## [Stated exercise]
Repeat the listing in full, exactly as it stands.

## [Material for this exercise]
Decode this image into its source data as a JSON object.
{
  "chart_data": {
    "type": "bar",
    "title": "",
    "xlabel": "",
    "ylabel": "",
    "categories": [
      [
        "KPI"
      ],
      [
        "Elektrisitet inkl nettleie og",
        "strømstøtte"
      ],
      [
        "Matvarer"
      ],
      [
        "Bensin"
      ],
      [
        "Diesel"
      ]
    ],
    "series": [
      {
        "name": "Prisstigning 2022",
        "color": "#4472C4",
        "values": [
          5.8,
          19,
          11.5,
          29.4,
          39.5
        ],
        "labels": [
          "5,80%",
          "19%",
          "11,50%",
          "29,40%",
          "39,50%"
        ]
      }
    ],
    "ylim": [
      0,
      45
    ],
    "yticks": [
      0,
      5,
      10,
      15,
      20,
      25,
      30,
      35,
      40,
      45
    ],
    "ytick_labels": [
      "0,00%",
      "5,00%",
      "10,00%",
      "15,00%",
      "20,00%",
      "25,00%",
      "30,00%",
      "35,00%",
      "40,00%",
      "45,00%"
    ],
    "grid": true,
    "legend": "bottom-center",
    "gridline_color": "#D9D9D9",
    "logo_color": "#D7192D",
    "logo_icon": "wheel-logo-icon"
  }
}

## [In response]
Decode this image into its source data as a JSON object.
{
  "chart_data": {
    "type": "bar",
    "title": "",
    "xlabel": "",
    "ylabel": "",
    "categories": [
      [
        "KPI"
      ],
      [
        "Elektrisitet inkl nettleie og",
        "strømstøtte"
      ],
      [
        "Matvarer"
      ],
      [
        "Bensin"
      ],
      [
        "Diesel"
      ]
    ],
    "series": [
      {
        "name": "Prisstigning 2022",
        "color": "#4472C4",
        "values": [
          5.8,
          19,
          11.5,
          29.4,
          39.5
        ],
        "labels": [
          "5,80%",
          "19%",
          "11,50%",
          "29,40%",
          "39,50%"
        ]
      }
    ],
    "ylim": [
      0,
      45
    ],
    "yticks": [
      0,
      5,
      10,
      15,
      20,
      25,
      30,
      35,
      40,
      45
    ],
    "ytick_labels": [
      "0,00%",
      "5,00%",
      "10,00%",
      "15,00%",
      "20,00%",
      "25,00%",
      "30,00%",
      "35,00%",
      "40,00%",
      "45,00%"
    ],
    "grid": true,
    "legend": "bottom-center",
    "gridline_color": "#D9D9D9",
    "logo_color": "#D7192D",
    "logo_icon": "wheel-logo-icon"
  }
}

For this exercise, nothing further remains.